[Figure record extracts]
▬▬▬

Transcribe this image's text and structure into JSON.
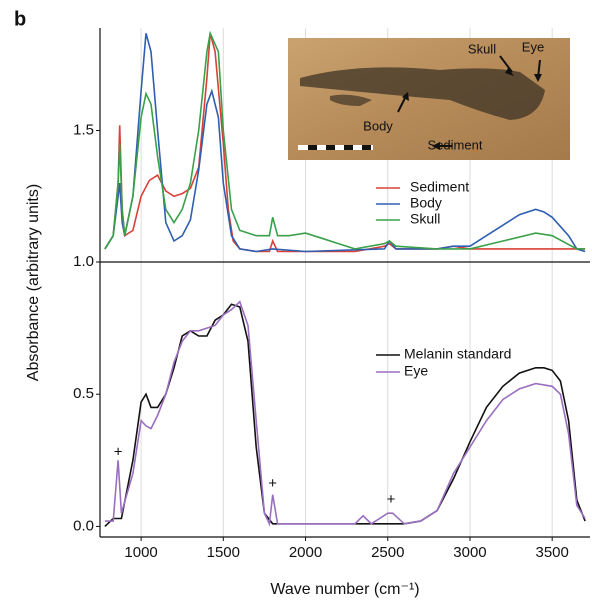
{
  "panel_label": "b",
  "chart_data": [
    {
      "type": "line",
      "xlim": [
        750,
        3730
      ],
      "ylim": [
        1.0,
        1.89
      ],
      "yticks": [
        {
          "value": 1,
          "label": "1.0"
        },
        1.5
      ],
      "legend": "right",
      "inset_labels": [
        "Skull",
        "Eye",
        "Body",
        "Sediment"
      ],
      "series": [
        {
          "name": "Sediment",
          "color": "#d9403a",
          "x": [
            780,
            830,
            860,
            870,
            885,
            900,
            950,
            1000,
            1050,
            1100,
            1150,
            1200,
            1250,
            1300,
            1350,
            1400,
            1420,
            1450,
            1500,
            1530,
            1560,
            1600,
            1700,
            1780,
            1800,
            1830,
            2000,
            2300,
            2480,
            2510,
            2550,
            2800,
            2900,
            3000,
            3400,
            3700
          ],
          "values": [
            1.05,
            1.1,
            1.3,
            1.52,
            1.2,
            1.1,
            1.12,
            1.25,
            1.31,
            1.33,
            1.27,
            1.25,
            1.26,
            1.28,
            1.36,
            1.7,
            1.87,
            1.8,
            1.45,
            1.2,
            1.08,
            1.05,
            1.04,
            1.04,
            1.08,
            1.04,
            1.04,
            1.04,
            1.06,
            1.07,
            1.05,
            1.05,
            1.06,
            1.05,
            1.05,
            1.05
          ]
        },
        {
          "name": "Body",
          "color": "#2f5fb0",
          "x": [
            780,
            830,
            860,
            870,
            885,
            900,
            950,
            1000,
            1030,
            1060,
            1100,
            1150,
            1200,
            1250,
            1300,
            1350,
            1400,
            1430,
            1470,
            1500,
            1550,
            1600,
            1700,
            1800,
            2000,
            2480,
            2510,
            2550,
            2800,
            2900,
            3000,
            3100,
            3200,
            3300,
            3400,
            3450,
            3500,
            3600,
            3650,
            3700
          ],
          "values": [
            1.05,
            1.1,
            1.25,
            1.3,
            1.15,
            1.1,
            1.25,
            1.65,
            1.87,
            1.8,
            1.5,
            1.15,
            1.08,
            1.1,
            1.16,
            1.35,
            1.6,
            1.65,
            1.55,
            1.3,
            1.1,
            1.05,
            1.04,
            1.05,
            1.04,
            1.05,
            1.08,
            1.05,
            1.05,
            1.06,
            1.06,
            1.1,
            1.14,
            1.18,
            1.2,
            1.19,
            1.17,
            1.1,
            1.05,
            1.04
          ]
        },
        {
          "name": "Skull",
          "color": "#3aa04a",
          "x": [
            780,
            830,
            860,
            870,
            885,
            900,
            950,
            1000,
            1030,
            1060,
            1100,
            1150,
            1200,
            1250,
            1300,
            1350,
            1400,
            1420,
            1470,
            1500,
            1550,
            1600,
            1700,
            1780,
            1800,
            1830,
            1900,
            2000,
            2100,
            2200,
            2300,
            2480,
            2510,
            2550,
            2800,
            3000,
            3200,
            3400,
            3500,
            3650,
            3700
          ],
          "values": [
            1.05,
            1.1,
            1.3,
            1.45,
            1.2,
            1.1,
            1.25,
            1.55,
            1.64,
            1.6,
            1.4,
            1.2,
            1.15,
            1.2,
            1.3,
            1.5,
            1.8,
            1.87,
            1.8,
            1.5,
            1.2,
            1.12,
            1.1,
            1.1,
            1.17,
            1.1,
            1.1,
            1.11,
            1.09,
            1.07,
            1.05,
            1.07,
            1.08,
            1.06,
            1.05,
            1.05,
            1.08,
            1.11,
            1.1,
            1.05,
            1.05
          ]
        }
      ]
    },
    {
      "type": "line",
      "xlim": [
        750,
        3730
      ],
      "ylim": [
        -0.04,
        1.0
      ],
      "xticks": [
        1000,
        1500,
        2000,
        2500,
        3000,
        3500
      ],
      "yticks": [
        {
          "value": 0,
          "label": "0.0"
        },
        0.5
      ],
      "x_label": "Wave number (cm⁻¹)",
      "y_label": "Absorbance (arbitrary units)",
      "grid": true,
      "legend": "right",
      "annotations": [
        {
          "text": "+",
          "x": 860,
          "y": 0.28
        },
        {
          "text": "+",
          "x": 1800,
          "y": 0.16
        },
        {
          "text": "+",
          "x": 2520,
          "y": 0.1
        }
      ],
      "series": [
        {
          "name": "Melanin standard",
          "color": "#111111",
          "x": [
            780,
            830,
            880,
            950,
            1000,
            1030,
            1060,
            1100,
            1150,
            1200,
            1250,
            1300,
            1350,
            1400,
            1450,
            1500,
            1550,
            1600,
            1650,
            1700,
            1750,
            1800,
            2000,
            2500,
            2600,
            2700,
            2800,
            2900,
            3000,
            3100,
            3200,
            3300,
            3400,
            3450,
            3500,
            3550,
            3600,
            3650,
            3700
          ],
          "values": [
            0.0,
            0.03,
            0.03,
            0.25,
            0.47,
            0.5,
            0.45,
            0.45,
            0.5,
            0.6,
            0.72,
            0.74,
            0.72,
            0.72,
            0.78,
            0.8,
            0.84,
            0.83,
            0.7,
            0.3,
            0.05,
            0.01,
            0.01,
            0.01,
            0.01,
            0.02,
            0.06,
            0.18,
            0.32,
            0.45,
            0.53,
            0.58,
            0.6,
            0.6,
            0.59,
            0.55,
            0.4,
            0.1,
            0.02
          ]
        },
        {
          "name": "Eye",
          "color": "#9b6fc0",
          "x": [
            780,
            830,
            860,
            880,
            950,
            1000,
            1030,
            1060,
            1100,
            1150,
            1200,
            1250,
            1300,
            1350,
            1400,
            1450,
            1500,
            1550,
            1600,
            1650,
            1700,
            1750,
            1780,
            1800,
            1830,
            2300,
            2350,
            2400,
            2500,
            2530,
            2600,
            2700,
            2800,
            2900,
            3000,
            3100,
            3200,
            3300,
            3400,
            3500,
            3550,
            3600,
            3650,
            3700
          ],
          "values": [
            0.02,
            0.02,
            0.25,
            0.05,
            0.2,
            0.4,
            0.38,
            0.37,
            0.42,
            0.5,
            0.62,
            0.7,
            0.74,
            0.74,
            0.75,
            0.76,
            0.8,
            0.82,
            0.85,
            0.76,
            0.4,
            0.05,
            0.01,
            0.12,
            0.01,
            0.01,
            0.04,
            0.01,
            0.05,
            0.05,
            0.01,
            0.02,
            0.06,
            0.2,
            0.3,
            0.4,
            0.48,
            0.52,
            0.54,
            0.53,
            0.5,
            0.35,
            0.08,
            0.03
          ]
        }
      ]
    }
  ]
}
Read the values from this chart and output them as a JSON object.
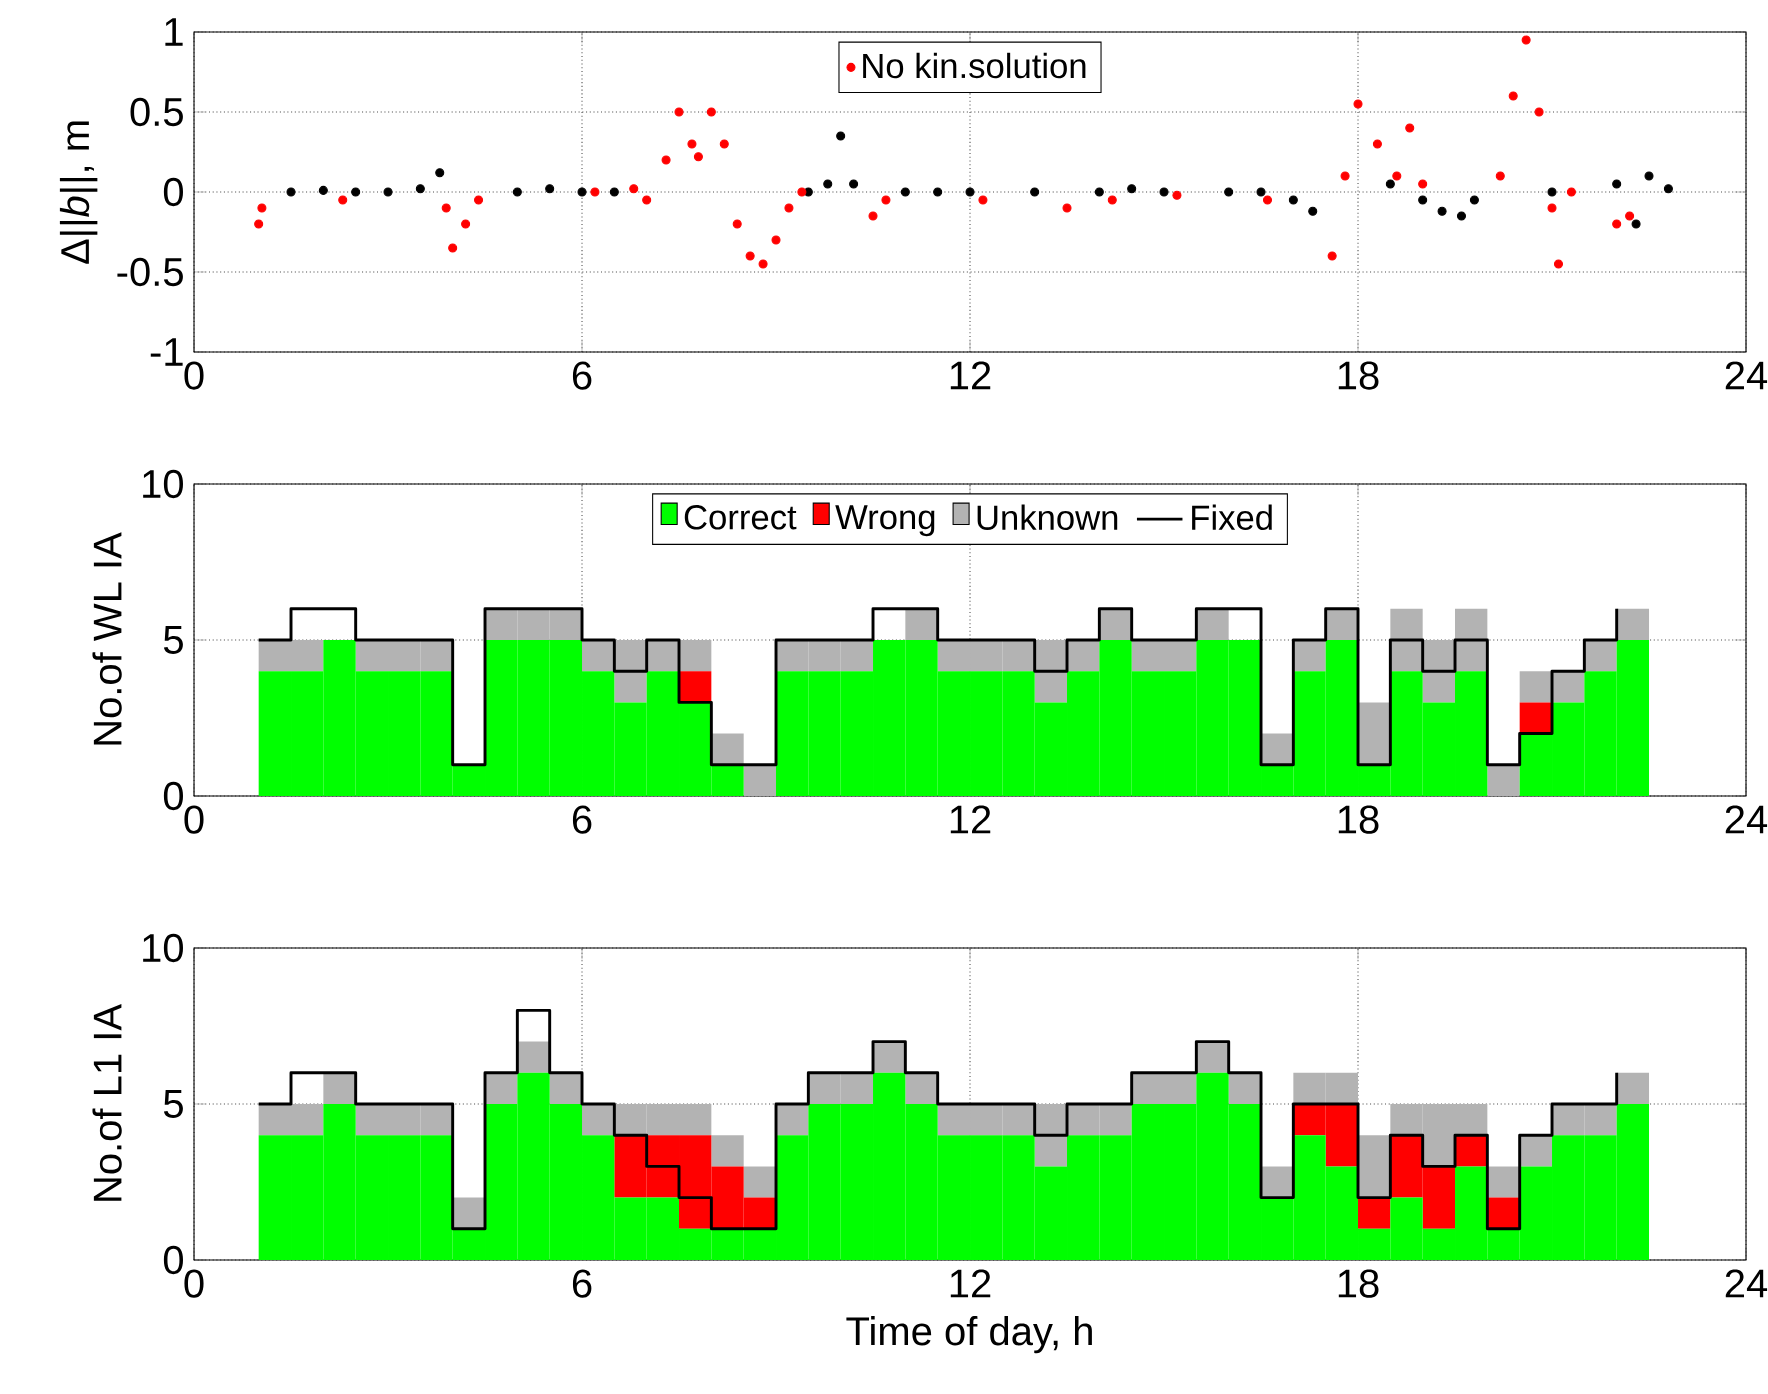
{
  "chart_data": [
    {
      "type": "scatter",
      "ylabel": "Δ||*b*||, m",
      "xlim": [
        0,
        24
      ],
      "ylim": [
        -1,
        1
      ],
      "xticks": [
        0,
        6,
        12,
        18,
        24
      ],
      "yticks": [
        -1,
        -0.5,
        0,
        0.5,
        1
      ],
      "grid": true,
      "legend": "top",
      "series": [
        {
          "color": "#000000",
          "x": [
            1.5,
            2,
            2.5,
            3,
            3.5,
            3.8,
            5,
            5.5,
            6,
            6.5,
            9.5,
            9.8,
            10,
            10.2,
            11,
            11.5,
            12,
            13,
            14,
            14.5,
            15,
            16,
            16.5,
            17,
            17.3,
            18.5,
            19,
            19.3,
            19.6,
            19.8,
            21,
            22,
            22.3,
            22.5,
            22.8
          ],
          "values": [
            0,
            0.01,
            0,
            0,
            0.02,
            0.12,
            0,
            0.02,
            0,
            0,
            0,
            0.05,
            0.35,
            0.05,
            0,
            0,
            0,
            0,
            0,
            0.02,
            0,
            0,
            0,
            -0.05,
            -0.12,
            0.05,
            -0.05,
            -0.12,
            -0.15,
            -0.05,
            0,
            0.05,
            -0.2,
            0.1,
            0.02
          ]
        },
        {
          "name": "No kin.solution",
          "color": "#ff0000",
          "x": [
            1.0,
            1.05,
            2.3,
            3.9,
            4.0,
            4.2,
            4.4,
            6.2,
            6.8,
            7.0,
            7.3,
            7.5,
            7.7,
            7.8,
            8.0,
            8.2,
            8.4,
            8.6,
            8.8,
            9.0,
            9.2,
            9.4,
            10.5,
            10.7,
            12.2,
            13.5,
            14.2,
            15.2,
            16.6,
            17.6,
            17.8,
            18.0,
            18.3,
            18.6,
            18.8,
            19.0,
            20.2,
            20.4,
            20.6,
            20.8,
            21.0,
            21.1,
            21.3,
            22.0,
            22.2
          ],
          "values": [
            -0.2,
            -0.1,
            -0.05,
            -0.1,
            -0.35,
            -0.2,
            -0.05,
            0,
            0.02,
            -0.05,
            0.2,
            0.5,
            0.3,
            0.22,
            0.5,
            0.3,
            -0.2,
            -0.4,
            -0.45,
            -0.3,
            -0.1,
            0,
            -0.15,
            -0.05,
            -0.05,
            -0.1,
            -0.05,
            -0.02,
            -0.05,
            -0.4,
            0.1,
            0.55,
            0.3,
            0.1,
            0.4,
            0.05,
            0.1,
            0.6,
            0.95,
            0.5,
            -0.1,
            -0.45,
            0,
            -0.2,
            -0.15
          ]
        }
      ]
    },
    {
      "type": "bar",
      "stacked": true,
      "ylabel": "No.of WL IA",
      "xlim": [
        0,
        24
      ],
      "ylim": [
        0,
        10
      ],
      "xticks": [
        0,
        6,
        12,
        18,
        24
      ],
      "yticks": [
        0,
        5,
        10
      ],
      "grid": true,
      "legend": "top",
      "x": [
        1.25,
        1.75,
        2.25,
        2.75,
        3.25,
        3.75,
        4.25,
        4.75,
        5.25,
        5.75,
        6.25,
        6.75,
        7.25,
        7.75,
        8.25,
        8.75,
        9.25,
        9.75,
        10.25,
        10.75,
        11.25,
        11.75,
        12.25,
        12.75,
        13.25,
        13.75,
        14.25,
        14.75,
        15.25,
        15.75,
        16.25,
        16.75,
        17.25,
        17.75,
        18.25,
        18.75,
        19.25,
        19.75,
        20.25,
        20.75,
        21.25,
        21.75,
        22.25
      ],
      "series": [
        {
          "name": "Correct",
          "color": "#00ff00",
          "values": [
            4,
            4,
            5,
            4,
            4,
            4,
            1,
            5,
            5,
            5,
            4,
            3,
            4,
            3,
            1,
            0,
            4,
            4,
            4,
            5,
            5,
            4,
            4,
            4,
            3,
            4,
            5,
            4,
            4,
            5,
            5,
            1,
            4,
            5,
            1,
            4,
            3,
            4,
            0,
            2,
            3,
            4,
            5
          ]
        },
        {
          "name": "Wrong",
          "color": "#ff0000",
          "values": [
            0,
            0,
            0,
            0,
            0,
            0,
            0,
            0,
            0,
            0,
            0,
            0,
            0,
            1,
            0,
            0,
            0,
            0,
            0,
            0,
            0,
            0,
            0,
            0,
            0,
            0,
            0,
            0,
            0,
            0,
            0,
            0,
            0,
            0,
            0,
            0,
            0,
            0,
            0,
            1,
            0,
            0,
            0
          ]
        },
        {
          "name": "Unknown",
          "color": "#b3b3b3",
          "values": [
            1,
            1,
            0,
            1,
            1,
            1,
            0,
            1,
            1,
            1,
            1,
            2,
            1,
            1,
            1,
            1,
            1,
            1,
            1,
            0,
            1,
            1,
            1,
            1,
            2,
            1,
            1,
            1,
            1,
            1,
            0,
            1,
            1,
            1,
            2,
            2,
            2,
            2,
            1,
            1,
            1,
            1,
            1
          ]
        },
        {
          "name": "Fixed",
          "type": "step",
          "color": "#000000",
          "x": [
            1.0,
            1.5,
            2.0,
            2.5,
            3.0,
            3.5,
            4.0,
            4.5,
            5.0,
            5.5,
            6.0,
            6.5,
            7.0,
            7.5,
            8.0,
            8.5,
            9.0,
            9.5,
            10.0,
            10.5,
            11.0,
            11.5,
            12.0,
            12.5,
            13.0,
            13.5,
            14.0,
            14.5,
            15.0,
            15.5,
            16.0,
            16.5,
            17.0,
            17.5,
            18.0,
            18.5,
            19.0,
            19.5,
            20.0,
            20.5,
            21.0,
            21.5,
            22.0
          ],
          "values": [
            5,
            6,
            6,
            5,
            5,
            5,
            1,
            6,
            6,
            6,
            5,
            4,
            5,
            3,
            1,
            1,
            5,
            5,
            5,
            6,
            6,
            5,
            5,
            5,
            4,
            5,
            6,
            5,
            5,
            6,
            6,
            1,
            5,
            6,
            1,
            5,
            4,
            5,
            1,
            2,
            4,
            5,
            6
          ]
        }
      ]
    },
    {
      "type": "bar",
      "stacked": true,
      "xlabel": "Time of day, h",
      "ylabel": "No.of L1 IA",
      "xlim": [
        0,
        24
      ],
      "ylim": [
        0,
        10
      ],
      "xticks": [
        0,
        6,
        12,
        18,
        24
      ],
      "yticks": [
        0,
        5,
        10
      ],
      "grid": true,
      "x": [
        1.25,
        1.75,
        2.25,
        2.75,
        3.25,
        3.75,
        4.25,
        4.75,
        5.25,
        5.75,
        6.25,
        6.75,
        7.25,
        7.75,
        8.25,
        8.75,
        9.25,
        9.75,
        10.25,
        10.75,
        11.25,
        11.75,
        12.25,
        12.75,
        13.25,
        13.75,
        14.25,
        14.75,
        15.25,
        15.75,
        16.25,
        16.75,
        17.25,
        17.75,
        18.25,
        18.75,
        19.25,
        19.75,
        20.25,
        20.75,
        21.25,
        21.75,
        22.25
      ],
      "series": [
        {
          "color": "#00ff00",
          "values": [
            4,
            4,
            5,
            4,
            4,
            4,
            1,
            5,
            6,
            5,
            4,
            2,
            2,
            1,
            1,
            1,
            4,
            5,
            5,
            6,
            5,
            4,
            4,
            4,
            3,
            4,
            4,
            5,
            5,
            6,
            5,
            2,
            4,
            3,
            1,
            2,
            1,
            3,
            1,
            3,
            4,
            4,
            5
          ]
        },
        {
          "color": "#ff0000",
          "values": [
            0,
            0,
            0,
            0,
            0,
            0,
            0,
            0,
            0,
            0,
            0,
            2,
            2,
            3,
            2,
            1,
            0,
            0,
            0,
            0,
            0,
            0,
            0,
            0,
            0,
            0,
            0,
            0,
            0,
            0,
            0,
            0,
            1,
            2,
            1,
            2,
            2,
            1,
            1,
            0,
            0,
            0,
            0
          ]
        },
        {
          "color": "#b3b3b3",
          "values": [
            1,
            1,
            1,
            1,
            1,
            1,
            1,
            1,
            1,
            1,
            1,
            1,
            1,
            1,
            1,
            1,
            1,
            1,
            1,
            1,
            1,
            1,
            1,
            1,
            2,
            1,
            1,
            1,
            1,
            1,
            1,
            1,
            1,
            1,
            2,
            1,
            2,
            1,
            1,
            1,
            1,
            1,
            1
          ]
        },
        {
          "type": "step",
          "color": "#000000",
          "x": [
            1.0,
            1.5,
            2.0,
            2.5,
            3.0,
            3.5,
            4.0,
            4.5,
            5.0,
            5.5,
            6.0,
            6.5,
            7.0,
            7.5,
            8.0,
            8.5,
            9.0,
            9.5,
            10.0,
            10.5,
            11.0,
            11.5,
            12.0,
            12.5,
            13.0,
            13.5,
            14.0,
            14.5,
            15.0,
            15.5,
            16.0,
            16.5,
            17.0,
            17.5,
            18.0,
            18.5,
            19.0,
            19.5,
            20.0,
            20.5,
            21.0,
            21.5,
            22.0
          ],
          "values": [
            5,
            6,
            6,
            5,
            5,
            5,
            1,
            6,
            8,
            6,
            5,
            4,
            3,
            2,
            1,
            1,
            5,
            6,
            6,
            7,
            6,
            5,
            5,
            5,
            4,
            5,
            5,
            6,
            6,
            7,
            6,
            2,
            5,
            5,
            2,
            4,
            3,
            4,
            1,
            4,
            5,
            5,
            6
          ]
        }
      ]
    }
  ]
}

▬▬▬

• _Problem to solve_
Write out every line of the listing that holds the word "JSON".

• _The reply_
Transcribe this image's text and structure into JSON.
Read the values from this chart and output them as a JSON object.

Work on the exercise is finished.